--- Begin ---
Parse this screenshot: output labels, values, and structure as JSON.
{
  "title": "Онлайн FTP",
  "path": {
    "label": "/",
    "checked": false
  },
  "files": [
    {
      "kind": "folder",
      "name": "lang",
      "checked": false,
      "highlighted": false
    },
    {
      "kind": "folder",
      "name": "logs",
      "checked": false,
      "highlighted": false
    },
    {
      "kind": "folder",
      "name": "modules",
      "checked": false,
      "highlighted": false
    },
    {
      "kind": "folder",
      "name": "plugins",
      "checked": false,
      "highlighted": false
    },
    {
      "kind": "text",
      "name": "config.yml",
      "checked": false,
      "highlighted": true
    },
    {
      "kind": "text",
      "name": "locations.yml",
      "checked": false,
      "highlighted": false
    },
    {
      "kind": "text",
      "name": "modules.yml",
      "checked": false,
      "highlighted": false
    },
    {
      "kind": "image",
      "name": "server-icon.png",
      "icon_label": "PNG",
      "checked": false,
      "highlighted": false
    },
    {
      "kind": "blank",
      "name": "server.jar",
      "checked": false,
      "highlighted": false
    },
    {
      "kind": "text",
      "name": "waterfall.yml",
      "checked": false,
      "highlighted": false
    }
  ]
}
--- End ---
--- Begin ---
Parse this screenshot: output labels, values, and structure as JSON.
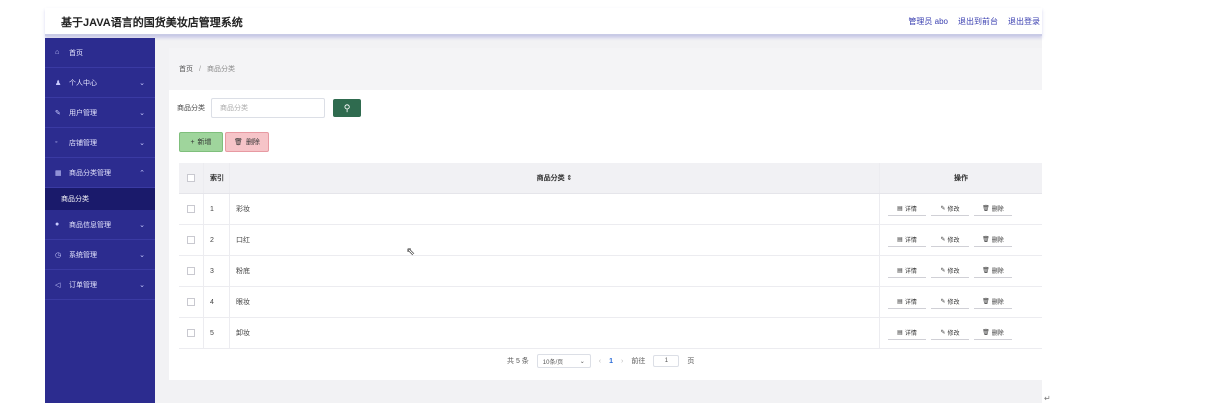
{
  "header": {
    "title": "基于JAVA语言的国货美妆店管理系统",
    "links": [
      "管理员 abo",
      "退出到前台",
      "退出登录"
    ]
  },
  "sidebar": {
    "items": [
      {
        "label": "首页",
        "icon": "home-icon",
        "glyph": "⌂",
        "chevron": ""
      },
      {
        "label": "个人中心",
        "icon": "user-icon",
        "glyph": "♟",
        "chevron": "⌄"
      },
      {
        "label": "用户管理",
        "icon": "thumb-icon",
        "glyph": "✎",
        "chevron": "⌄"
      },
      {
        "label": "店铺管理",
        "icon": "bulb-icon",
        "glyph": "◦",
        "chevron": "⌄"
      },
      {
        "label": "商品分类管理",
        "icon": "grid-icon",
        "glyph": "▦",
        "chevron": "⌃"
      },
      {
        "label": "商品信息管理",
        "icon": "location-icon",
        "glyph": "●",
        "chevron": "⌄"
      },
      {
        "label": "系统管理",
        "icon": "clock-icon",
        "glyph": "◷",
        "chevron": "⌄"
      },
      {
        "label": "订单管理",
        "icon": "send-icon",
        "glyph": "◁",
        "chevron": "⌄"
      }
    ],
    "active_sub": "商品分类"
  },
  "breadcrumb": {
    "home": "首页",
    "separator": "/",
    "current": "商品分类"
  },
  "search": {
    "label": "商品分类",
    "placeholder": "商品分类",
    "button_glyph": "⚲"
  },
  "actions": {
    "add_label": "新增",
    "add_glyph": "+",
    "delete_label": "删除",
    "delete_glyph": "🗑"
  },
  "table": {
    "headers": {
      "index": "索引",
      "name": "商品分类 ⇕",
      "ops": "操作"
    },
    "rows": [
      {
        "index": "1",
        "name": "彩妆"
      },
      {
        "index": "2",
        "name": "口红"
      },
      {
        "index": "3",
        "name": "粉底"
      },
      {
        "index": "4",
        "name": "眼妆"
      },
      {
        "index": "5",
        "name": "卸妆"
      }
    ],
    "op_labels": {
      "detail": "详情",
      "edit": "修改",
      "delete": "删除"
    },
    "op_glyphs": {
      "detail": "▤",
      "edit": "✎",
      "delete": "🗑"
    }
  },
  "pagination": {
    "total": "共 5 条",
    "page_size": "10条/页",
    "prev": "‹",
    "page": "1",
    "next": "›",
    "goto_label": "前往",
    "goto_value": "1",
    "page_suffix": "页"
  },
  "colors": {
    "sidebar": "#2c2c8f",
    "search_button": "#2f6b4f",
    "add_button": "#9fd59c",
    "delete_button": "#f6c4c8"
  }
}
--- End ---
## Given request:
The word "server" may appear on some lines. Report how many lines hold it, giving the number alone.

## Output below:
2